◆ **ITEMS**:
--------
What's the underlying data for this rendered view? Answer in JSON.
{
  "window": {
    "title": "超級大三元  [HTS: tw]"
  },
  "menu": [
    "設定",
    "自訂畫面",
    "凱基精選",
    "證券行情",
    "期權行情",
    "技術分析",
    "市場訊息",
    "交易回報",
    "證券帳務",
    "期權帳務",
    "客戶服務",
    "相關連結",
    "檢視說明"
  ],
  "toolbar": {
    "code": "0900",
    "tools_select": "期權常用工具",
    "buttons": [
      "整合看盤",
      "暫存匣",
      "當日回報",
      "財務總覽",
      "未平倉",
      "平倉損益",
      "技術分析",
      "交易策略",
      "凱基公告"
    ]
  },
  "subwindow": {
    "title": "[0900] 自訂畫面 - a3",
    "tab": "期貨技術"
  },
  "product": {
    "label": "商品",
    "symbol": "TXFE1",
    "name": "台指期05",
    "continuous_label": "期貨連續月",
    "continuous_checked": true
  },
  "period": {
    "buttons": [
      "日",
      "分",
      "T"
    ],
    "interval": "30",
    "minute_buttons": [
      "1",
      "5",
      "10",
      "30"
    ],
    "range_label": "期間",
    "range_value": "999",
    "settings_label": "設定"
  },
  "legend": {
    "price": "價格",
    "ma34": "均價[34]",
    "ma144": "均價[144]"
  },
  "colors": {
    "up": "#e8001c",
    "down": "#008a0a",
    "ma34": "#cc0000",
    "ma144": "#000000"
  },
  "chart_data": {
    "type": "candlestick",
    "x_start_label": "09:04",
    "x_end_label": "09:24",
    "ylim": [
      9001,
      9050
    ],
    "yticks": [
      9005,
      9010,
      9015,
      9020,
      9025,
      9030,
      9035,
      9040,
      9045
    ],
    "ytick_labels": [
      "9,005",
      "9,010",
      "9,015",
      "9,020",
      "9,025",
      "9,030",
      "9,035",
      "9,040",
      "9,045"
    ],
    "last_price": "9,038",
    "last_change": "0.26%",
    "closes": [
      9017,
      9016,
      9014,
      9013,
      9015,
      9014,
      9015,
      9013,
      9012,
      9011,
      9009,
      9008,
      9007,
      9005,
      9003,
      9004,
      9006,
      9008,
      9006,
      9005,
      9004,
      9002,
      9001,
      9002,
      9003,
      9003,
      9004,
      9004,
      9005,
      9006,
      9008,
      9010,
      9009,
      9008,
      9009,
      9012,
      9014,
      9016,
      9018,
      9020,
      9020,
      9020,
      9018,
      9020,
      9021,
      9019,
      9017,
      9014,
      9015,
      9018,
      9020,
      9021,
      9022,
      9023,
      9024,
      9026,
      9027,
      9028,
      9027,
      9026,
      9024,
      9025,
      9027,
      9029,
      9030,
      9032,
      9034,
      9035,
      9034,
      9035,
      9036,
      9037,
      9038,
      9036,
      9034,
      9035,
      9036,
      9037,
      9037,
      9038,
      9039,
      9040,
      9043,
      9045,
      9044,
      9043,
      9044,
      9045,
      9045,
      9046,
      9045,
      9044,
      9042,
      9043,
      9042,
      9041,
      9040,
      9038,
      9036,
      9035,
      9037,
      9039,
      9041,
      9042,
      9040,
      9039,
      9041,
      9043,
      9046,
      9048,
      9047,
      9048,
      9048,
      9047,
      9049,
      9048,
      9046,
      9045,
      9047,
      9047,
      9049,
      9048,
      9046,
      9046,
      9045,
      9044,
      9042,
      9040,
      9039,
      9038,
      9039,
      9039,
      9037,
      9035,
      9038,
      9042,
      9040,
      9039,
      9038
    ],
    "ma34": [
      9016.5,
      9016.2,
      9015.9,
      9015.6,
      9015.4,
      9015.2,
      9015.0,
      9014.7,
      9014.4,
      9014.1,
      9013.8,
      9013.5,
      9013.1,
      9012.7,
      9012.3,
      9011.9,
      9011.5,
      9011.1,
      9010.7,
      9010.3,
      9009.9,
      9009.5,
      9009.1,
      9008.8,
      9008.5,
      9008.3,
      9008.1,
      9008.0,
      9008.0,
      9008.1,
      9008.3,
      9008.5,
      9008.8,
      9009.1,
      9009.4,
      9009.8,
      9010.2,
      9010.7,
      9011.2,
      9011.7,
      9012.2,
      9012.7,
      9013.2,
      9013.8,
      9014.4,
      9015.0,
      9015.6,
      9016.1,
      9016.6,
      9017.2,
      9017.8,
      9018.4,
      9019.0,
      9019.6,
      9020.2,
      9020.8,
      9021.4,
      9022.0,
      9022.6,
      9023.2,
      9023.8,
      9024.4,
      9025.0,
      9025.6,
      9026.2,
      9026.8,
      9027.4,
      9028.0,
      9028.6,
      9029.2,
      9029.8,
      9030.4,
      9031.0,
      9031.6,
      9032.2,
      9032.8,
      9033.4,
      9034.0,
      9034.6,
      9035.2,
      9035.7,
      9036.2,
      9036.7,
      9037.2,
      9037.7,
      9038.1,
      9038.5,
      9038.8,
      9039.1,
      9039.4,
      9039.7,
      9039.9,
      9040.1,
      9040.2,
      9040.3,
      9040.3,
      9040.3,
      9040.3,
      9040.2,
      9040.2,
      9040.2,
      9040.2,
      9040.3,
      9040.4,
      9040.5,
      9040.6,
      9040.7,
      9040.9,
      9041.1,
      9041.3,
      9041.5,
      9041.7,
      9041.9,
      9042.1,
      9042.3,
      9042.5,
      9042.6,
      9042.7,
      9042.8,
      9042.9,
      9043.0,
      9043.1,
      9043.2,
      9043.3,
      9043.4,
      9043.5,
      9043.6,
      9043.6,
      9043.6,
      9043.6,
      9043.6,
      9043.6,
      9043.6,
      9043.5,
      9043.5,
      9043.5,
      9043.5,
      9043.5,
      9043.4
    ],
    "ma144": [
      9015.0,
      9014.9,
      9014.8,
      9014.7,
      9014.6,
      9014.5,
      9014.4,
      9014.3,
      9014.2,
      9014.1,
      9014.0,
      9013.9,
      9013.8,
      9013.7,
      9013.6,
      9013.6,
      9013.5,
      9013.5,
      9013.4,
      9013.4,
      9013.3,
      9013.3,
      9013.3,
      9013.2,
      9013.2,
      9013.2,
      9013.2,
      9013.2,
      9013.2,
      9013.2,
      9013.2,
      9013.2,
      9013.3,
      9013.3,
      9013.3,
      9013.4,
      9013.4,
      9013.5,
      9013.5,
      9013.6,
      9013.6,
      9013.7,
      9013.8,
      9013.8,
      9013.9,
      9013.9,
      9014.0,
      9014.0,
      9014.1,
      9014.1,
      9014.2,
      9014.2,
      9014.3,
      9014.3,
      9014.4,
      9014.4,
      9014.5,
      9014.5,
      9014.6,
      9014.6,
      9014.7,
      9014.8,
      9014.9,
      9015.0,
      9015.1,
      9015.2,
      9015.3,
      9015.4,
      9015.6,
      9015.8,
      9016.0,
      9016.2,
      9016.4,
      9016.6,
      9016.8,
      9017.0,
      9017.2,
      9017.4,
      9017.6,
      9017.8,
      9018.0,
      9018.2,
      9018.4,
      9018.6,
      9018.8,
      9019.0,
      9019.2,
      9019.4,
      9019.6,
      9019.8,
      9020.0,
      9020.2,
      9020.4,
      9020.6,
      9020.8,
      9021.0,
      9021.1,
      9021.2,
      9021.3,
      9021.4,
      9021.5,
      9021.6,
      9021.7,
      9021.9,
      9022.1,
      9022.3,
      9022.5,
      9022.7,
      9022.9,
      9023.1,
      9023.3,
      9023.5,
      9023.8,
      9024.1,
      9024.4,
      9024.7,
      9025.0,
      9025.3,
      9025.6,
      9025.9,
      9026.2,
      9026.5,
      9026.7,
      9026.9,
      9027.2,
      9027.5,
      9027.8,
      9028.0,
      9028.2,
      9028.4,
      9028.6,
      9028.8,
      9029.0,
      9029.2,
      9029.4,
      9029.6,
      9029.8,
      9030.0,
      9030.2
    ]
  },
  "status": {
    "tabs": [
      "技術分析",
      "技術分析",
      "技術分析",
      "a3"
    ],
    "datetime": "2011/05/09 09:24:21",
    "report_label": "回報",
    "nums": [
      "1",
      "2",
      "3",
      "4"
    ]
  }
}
--------
◆ **THE PROBLEM**: Filter the records above for lines containing the word "title", and copy those lines.

◆ **RESULT**:
    "title": "超級大三元  [HTS: tw]"
    "title": "[0900] 自訂畫面 - a3",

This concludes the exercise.